● Written request: Output each entry below as it stands, leaving out every picture.

-=-=-=-=-

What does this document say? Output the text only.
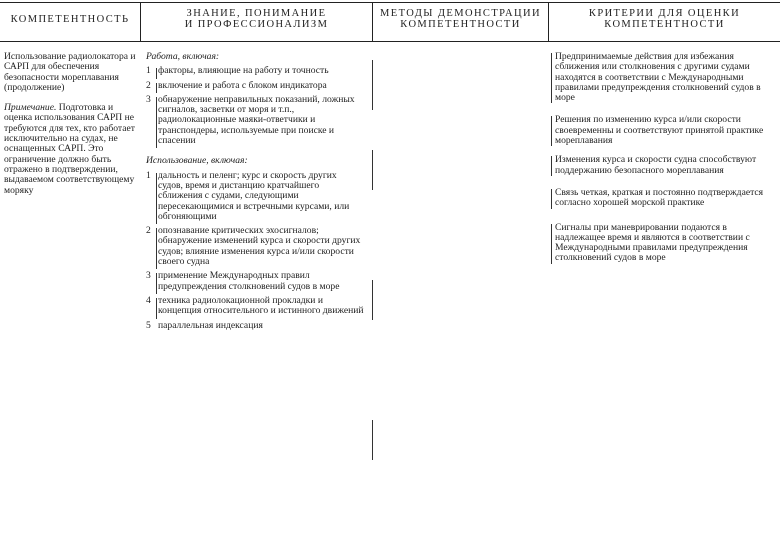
КОМПЕТЕНТНОСТЬ
ЗНАНИЕ, ПОНИМАНИЕ
И ПРОФЕССИОНАЛИЗМ
МЕТОДЫ ДЕМОНСТРАЦИИ
КОМПЕТЕНТНОСТИ
КРИТЕРИИ ДЛЯ ОЦЕНКИ
КОМПЕТЕНТНОСТИ

Использование радиолокатора и САРП для обеспечения безопасности мореплавания (продолжение)

Примечание. Подготовка и оценка использования САРП не требуются для тех, кто работает исключительно на судах, не оснащенных САРП. Это ограничение должно быть отражено в подтверждении, выдаваемом соответствующему моряку

Работа, включая:
1 факторы, влияющие на работу и точность
2 включение и работа с блоком индикатора
3 обнаружение неправильных показаний, ложных сигналов, засветки от моря и т.п., радиолокационные маяки-ответчики и транспондеры, используемые при поиске и спасении
Использование, включая:
1 дальность и пеленг; курс и скорость других судов, время и дистанцию кратчайшего сближения с судами, следующими пересекающимися и встречными курсами, или обгоняющими
2 опознавание критических эхосигналов; обнаружение изменений курса и скорости других судов; влияние изменения курса и/или скорости своего судна
3 применение Международных правил предупреждения столкновений судов в море
4 техника радиолокационной прокладки и концепция относительного и истинного движений
5 параллельная индексация
Предпринимаемые действия для избежания сближения или столкновения с другими судами находятся в соответствии с Международными правилами предупреждения столкновений судов в море
Решения по изменению курса и/или скорости своевременны и соответствуют принятой практике мореплавания
Изменения курса и скорости судна способствуют поддержанию безопасного мореплавания
Связь четкая, краткая и постоянно подтверждается согласно хорошей морской практике
Сигналы при маневрировании подаются в надлежащее время и являются в соответствии с Международными правилами предупреждения столкновений судов в море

-=-=-=-=-

● Exercise result:
What does this document say? Output the text only.
КОМПЕТЕНТНОСТЬ
ЗНАНИЕ, ПОНИМАНИЕ
И ПРОФЕССИОНАЛИЗМ
МЕТОДЫ ДЕМОНСТРАЦИИ
КОМПЕТЕНТНОСТИ
КРИТЕРИИ ДЛЯ ОЦЕНКИ
КОМПЕТЕНТНОСТИ

Использование радиолокатора и САРП для обеспечения безопасности мореплавания (продолжение)

Примечание. Подготовка и оценка использования САРП не требуются для тех, кто работает исключительно на судах, не оснащенных САРП. Это ограничение должно быть отражено в подтверждении, выдаваемом соответствующему моряку

Работа, включая:
1 факторы, влияющие на работу и точность
2 включение и работа с блоком индикатора
3 обнаружение неправильных показаний, ложных сигналов, засветки от моря и т.п., радиолокационные маяки-ответчики и транспондеры, используемые при поиске и спасении
Использование, включая:
1 дальность и пеленг; курс и скорость других судов, время и дистанцию кратчайшего сближения с судами, следующими пересекающимися и встречными курсами, или обгоняющими
2 опознавание критических эхосигналов; обнаружение изменений курса и скорости других судов; влияние изменения курса и/или скорости своего судна
3 применение Международных правил предупреждения столкновений судов в море
4 техника радиолокационной прокладки и концепция относительного и истинного движений
5 параллельная индексация
Предпринимаемые действия для избежания сближения или столкновения с другими судами находятся в соответствии с Международными правилами предупреждения столкновений судов в море
Решения по изменению курса и/или скорости своевременны и соответствуют принятой практике мореплавания
Изменения курса и скорости судна способствуют поддержанию безопасного мореплавания
Связь четкая, краткая и постоянно подтверждается согласно хорошей морской практике
Сигналы при маневрировании подаются в надлежащее время и являются в соответствии с Международными правилами предупреждения столкновений судов в море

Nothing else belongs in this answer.